WORK REQUIRED: Copy each line in which the string "data" occurs.

-- Start --

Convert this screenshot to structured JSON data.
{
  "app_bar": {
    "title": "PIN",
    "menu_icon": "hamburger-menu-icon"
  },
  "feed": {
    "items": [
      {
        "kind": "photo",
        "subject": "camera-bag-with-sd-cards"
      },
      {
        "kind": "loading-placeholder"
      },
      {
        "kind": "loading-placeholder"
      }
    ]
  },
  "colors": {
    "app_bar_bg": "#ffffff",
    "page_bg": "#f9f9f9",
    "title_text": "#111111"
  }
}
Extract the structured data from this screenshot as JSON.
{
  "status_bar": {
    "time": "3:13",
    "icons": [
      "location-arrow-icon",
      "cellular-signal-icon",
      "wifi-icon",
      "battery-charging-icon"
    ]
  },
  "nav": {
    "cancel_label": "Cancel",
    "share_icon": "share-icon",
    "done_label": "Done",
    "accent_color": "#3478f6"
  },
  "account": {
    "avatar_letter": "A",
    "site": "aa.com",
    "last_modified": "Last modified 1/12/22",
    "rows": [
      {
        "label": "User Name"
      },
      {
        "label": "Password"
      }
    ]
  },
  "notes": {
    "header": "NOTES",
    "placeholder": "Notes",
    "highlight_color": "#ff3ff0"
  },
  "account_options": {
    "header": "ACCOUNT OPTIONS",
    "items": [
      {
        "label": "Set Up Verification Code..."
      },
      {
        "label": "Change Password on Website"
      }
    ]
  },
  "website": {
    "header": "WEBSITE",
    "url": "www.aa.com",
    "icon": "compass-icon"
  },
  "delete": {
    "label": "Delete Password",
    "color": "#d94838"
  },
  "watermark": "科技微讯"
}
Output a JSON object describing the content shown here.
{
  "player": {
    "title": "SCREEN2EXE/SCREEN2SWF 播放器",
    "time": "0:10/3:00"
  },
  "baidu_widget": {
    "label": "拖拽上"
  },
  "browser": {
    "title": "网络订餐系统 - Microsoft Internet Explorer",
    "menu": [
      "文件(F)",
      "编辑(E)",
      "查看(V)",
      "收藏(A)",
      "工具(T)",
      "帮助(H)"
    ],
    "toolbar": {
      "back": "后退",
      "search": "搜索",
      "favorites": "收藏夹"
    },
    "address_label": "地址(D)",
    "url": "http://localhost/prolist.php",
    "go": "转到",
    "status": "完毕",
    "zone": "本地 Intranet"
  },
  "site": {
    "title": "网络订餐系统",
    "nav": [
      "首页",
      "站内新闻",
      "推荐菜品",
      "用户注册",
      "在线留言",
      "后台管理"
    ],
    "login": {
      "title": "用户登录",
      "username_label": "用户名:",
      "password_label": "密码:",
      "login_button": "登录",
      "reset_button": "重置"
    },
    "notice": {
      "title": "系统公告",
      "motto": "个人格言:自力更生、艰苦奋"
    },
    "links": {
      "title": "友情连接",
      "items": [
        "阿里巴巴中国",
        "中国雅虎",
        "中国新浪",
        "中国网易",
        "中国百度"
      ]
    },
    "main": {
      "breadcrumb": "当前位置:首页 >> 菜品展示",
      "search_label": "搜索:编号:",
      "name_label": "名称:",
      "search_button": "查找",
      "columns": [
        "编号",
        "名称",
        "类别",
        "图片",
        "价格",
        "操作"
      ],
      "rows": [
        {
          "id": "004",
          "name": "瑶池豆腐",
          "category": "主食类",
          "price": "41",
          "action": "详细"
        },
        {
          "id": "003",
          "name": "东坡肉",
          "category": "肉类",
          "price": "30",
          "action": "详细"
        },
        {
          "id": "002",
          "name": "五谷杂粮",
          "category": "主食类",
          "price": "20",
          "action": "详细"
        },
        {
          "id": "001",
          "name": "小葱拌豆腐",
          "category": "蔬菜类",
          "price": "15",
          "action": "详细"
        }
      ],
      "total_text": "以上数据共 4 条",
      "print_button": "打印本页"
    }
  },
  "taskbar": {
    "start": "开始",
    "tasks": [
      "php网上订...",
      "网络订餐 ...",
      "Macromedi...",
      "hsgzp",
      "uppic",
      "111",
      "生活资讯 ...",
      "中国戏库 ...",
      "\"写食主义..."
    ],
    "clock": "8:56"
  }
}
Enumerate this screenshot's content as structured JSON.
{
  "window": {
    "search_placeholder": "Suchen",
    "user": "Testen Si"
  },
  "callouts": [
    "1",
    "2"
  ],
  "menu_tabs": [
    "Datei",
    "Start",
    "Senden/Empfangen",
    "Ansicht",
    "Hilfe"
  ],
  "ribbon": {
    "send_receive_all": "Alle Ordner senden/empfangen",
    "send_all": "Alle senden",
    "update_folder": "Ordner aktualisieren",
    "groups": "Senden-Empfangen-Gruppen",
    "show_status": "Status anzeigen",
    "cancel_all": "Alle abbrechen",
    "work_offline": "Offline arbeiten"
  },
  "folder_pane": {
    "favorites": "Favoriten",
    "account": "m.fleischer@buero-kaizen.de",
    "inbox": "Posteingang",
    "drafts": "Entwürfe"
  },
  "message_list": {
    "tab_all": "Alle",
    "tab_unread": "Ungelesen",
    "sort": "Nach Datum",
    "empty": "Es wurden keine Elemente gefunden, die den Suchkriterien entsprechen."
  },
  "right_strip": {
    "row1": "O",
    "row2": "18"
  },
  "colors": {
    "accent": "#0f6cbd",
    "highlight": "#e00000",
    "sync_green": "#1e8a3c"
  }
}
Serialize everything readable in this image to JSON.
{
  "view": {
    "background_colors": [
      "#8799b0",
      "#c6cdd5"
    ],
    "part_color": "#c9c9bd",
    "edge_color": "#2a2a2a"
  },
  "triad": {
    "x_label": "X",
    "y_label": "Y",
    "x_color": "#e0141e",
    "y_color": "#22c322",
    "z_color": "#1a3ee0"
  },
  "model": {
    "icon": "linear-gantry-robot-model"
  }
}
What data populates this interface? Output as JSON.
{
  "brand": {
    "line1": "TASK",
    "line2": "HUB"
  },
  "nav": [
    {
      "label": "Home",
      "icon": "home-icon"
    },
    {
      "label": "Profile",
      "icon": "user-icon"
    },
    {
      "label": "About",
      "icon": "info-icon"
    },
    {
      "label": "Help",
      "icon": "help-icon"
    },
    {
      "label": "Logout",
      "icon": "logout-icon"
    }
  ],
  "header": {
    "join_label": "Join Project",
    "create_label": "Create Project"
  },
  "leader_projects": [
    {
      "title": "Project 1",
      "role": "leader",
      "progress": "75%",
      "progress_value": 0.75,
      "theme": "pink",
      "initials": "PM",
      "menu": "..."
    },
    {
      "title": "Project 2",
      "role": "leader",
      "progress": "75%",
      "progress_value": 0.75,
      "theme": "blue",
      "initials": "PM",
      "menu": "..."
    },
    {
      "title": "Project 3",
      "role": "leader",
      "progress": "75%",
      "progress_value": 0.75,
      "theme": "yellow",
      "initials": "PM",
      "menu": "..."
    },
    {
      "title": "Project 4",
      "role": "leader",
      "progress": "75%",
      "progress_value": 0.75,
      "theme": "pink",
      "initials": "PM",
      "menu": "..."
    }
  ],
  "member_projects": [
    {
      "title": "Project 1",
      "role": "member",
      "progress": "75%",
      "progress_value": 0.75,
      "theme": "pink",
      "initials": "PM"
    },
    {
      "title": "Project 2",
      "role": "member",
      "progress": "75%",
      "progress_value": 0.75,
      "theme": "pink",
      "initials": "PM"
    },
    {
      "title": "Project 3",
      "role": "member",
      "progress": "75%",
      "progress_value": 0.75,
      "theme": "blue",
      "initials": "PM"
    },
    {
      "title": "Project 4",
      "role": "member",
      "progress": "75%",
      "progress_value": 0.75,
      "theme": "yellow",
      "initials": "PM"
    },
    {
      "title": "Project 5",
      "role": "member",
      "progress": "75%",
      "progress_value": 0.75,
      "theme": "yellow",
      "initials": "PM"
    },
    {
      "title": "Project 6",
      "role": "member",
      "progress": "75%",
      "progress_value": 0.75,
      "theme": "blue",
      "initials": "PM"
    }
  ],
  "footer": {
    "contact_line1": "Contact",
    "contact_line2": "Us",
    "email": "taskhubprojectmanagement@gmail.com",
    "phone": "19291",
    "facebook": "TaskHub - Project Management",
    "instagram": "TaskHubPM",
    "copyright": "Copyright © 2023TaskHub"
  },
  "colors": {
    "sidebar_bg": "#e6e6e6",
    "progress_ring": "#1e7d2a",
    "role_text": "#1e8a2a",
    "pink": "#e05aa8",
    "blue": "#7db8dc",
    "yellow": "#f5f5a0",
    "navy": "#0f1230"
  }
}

-- End --

FINAL RESULT:
Convert this screenshot to structured JSON data.
Extract the structured data from this screenshot as JSON.
What data populates this interface? Output as JSON.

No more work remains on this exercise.